=== MATERIAL TO PROCESS ===

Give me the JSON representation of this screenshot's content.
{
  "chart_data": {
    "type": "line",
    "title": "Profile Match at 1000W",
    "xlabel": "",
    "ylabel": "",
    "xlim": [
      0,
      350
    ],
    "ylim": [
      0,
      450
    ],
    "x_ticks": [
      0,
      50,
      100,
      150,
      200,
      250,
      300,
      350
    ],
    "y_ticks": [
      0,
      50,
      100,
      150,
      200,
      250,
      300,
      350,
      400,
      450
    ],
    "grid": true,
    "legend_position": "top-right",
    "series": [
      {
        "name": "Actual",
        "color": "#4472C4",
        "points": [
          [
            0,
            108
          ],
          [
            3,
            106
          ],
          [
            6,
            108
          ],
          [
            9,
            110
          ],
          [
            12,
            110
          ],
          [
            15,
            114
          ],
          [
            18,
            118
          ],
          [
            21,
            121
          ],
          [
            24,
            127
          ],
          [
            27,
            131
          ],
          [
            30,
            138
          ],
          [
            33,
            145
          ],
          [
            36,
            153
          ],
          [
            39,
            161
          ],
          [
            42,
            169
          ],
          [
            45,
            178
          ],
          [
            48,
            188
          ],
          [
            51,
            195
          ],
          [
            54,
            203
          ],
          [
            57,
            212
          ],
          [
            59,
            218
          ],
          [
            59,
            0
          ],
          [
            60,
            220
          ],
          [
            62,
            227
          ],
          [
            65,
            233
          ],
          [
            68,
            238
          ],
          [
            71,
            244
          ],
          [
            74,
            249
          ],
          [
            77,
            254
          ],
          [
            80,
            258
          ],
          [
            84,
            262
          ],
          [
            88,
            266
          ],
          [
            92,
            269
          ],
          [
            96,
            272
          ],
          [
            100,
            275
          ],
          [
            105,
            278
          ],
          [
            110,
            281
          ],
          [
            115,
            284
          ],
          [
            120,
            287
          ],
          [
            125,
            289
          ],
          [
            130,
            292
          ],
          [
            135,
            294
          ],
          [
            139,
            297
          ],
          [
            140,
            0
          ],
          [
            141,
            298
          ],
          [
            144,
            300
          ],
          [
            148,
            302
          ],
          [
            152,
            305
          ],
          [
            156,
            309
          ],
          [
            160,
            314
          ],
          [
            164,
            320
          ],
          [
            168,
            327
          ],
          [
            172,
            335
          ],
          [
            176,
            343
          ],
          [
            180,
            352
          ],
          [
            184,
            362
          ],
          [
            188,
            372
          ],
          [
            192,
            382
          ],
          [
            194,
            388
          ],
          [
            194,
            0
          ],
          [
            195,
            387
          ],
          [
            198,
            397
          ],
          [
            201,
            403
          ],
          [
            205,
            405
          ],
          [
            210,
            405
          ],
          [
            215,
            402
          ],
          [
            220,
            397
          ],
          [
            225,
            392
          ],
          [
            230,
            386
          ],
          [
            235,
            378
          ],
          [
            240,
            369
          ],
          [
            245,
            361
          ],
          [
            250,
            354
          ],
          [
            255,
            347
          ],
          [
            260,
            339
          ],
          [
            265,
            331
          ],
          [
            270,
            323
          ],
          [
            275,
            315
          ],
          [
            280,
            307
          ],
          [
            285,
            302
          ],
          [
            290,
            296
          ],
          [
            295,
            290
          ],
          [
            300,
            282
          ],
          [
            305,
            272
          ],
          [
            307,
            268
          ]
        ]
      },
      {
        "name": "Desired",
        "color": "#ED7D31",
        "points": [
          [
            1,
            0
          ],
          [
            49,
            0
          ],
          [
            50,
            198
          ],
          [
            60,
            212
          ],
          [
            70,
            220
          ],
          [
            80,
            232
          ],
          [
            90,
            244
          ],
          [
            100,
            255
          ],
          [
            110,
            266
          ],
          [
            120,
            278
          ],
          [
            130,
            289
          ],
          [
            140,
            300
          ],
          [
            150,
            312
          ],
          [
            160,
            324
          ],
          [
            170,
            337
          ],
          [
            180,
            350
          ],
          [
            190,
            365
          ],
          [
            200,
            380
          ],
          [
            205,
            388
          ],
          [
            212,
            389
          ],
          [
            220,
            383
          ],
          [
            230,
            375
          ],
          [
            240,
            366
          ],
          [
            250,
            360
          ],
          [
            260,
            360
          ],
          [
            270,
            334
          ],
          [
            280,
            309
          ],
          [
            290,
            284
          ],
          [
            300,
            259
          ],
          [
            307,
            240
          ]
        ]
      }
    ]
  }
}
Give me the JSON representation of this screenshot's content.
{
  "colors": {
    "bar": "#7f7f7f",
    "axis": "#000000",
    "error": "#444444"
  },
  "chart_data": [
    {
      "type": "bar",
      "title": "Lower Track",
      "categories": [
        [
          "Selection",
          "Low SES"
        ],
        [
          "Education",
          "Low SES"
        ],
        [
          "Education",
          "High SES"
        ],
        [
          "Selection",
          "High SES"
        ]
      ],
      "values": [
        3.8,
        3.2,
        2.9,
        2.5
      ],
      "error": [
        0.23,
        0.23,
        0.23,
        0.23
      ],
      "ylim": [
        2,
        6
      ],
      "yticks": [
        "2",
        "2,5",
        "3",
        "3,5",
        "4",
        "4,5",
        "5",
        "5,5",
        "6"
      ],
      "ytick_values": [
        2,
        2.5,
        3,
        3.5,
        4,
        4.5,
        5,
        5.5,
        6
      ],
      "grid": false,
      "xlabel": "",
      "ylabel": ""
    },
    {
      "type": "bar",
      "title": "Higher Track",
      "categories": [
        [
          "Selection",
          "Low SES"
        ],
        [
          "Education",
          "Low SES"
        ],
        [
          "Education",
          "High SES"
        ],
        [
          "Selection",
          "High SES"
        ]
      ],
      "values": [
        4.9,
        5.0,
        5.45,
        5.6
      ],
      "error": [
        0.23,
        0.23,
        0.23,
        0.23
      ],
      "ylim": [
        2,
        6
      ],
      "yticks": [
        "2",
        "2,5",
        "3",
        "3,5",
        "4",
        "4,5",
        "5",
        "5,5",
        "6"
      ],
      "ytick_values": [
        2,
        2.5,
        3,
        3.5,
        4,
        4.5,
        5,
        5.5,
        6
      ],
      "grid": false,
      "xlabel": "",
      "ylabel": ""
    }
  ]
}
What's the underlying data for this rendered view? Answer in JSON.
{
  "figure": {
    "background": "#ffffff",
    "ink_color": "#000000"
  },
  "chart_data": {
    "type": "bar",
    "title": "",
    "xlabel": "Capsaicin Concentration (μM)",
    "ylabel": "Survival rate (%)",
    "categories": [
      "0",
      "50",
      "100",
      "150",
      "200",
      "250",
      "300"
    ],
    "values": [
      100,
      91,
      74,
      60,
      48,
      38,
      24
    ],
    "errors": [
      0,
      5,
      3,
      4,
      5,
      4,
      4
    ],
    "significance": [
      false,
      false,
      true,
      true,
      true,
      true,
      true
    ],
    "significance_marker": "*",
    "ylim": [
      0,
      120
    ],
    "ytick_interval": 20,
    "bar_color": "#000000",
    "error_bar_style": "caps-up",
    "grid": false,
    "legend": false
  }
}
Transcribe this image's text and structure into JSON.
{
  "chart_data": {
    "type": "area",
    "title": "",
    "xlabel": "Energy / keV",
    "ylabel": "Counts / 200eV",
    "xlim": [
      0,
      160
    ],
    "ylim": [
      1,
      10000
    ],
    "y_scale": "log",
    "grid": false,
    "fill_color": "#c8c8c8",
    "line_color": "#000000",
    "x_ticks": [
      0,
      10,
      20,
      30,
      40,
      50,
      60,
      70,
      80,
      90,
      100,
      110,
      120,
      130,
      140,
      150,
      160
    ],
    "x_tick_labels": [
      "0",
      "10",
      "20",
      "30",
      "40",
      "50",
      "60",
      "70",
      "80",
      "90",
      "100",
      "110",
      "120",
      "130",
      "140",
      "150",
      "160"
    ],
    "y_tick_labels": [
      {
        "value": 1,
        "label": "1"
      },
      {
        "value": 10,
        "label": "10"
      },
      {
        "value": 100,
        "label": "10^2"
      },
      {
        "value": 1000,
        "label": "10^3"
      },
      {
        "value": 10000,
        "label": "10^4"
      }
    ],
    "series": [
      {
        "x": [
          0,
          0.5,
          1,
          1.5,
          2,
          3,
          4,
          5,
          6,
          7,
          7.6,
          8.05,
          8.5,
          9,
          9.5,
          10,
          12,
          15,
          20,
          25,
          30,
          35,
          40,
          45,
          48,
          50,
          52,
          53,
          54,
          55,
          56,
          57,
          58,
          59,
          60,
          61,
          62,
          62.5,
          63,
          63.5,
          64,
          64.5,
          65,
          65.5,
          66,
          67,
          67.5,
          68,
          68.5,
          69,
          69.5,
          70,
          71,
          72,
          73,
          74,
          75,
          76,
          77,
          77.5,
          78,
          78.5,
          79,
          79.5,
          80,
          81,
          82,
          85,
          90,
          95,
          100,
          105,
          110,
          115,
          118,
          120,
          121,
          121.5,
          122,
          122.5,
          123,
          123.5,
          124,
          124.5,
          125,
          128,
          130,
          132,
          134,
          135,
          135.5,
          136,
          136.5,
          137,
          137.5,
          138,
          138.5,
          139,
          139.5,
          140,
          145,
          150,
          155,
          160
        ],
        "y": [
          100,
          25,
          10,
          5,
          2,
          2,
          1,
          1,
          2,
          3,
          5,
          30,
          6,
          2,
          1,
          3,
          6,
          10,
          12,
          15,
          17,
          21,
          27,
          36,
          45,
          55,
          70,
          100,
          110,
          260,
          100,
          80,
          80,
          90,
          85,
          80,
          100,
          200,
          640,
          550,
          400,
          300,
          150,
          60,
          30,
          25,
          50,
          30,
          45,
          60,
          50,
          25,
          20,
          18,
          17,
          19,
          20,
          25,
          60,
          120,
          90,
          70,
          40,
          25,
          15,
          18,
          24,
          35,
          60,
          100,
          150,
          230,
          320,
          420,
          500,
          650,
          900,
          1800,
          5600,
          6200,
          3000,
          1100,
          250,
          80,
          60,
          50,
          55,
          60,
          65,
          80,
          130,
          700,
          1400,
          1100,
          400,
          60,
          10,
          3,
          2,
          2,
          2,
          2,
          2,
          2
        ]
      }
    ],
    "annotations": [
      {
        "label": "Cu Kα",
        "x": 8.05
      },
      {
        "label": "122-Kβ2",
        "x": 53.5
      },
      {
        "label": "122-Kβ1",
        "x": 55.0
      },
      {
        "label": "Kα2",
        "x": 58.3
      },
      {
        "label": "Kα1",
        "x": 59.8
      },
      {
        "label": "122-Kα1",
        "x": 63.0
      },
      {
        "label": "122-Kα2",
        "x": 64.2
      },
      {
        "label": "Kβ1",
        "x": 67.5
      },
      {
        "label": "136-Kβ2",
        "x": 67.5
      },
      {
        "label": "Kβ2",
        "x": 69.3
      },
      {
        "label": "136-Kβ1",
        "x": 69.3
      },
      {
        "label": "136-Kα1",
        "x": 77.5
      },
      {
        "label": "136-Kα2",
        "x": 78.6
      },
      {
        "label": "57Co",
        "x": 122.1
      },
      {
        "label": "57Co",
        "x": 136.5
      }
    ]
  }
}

===

EXERCISE REQUIREMENTS: Your answer should be a single number: the count of lines in the data that include the word "xlabel".

COMPLETED TASK: 5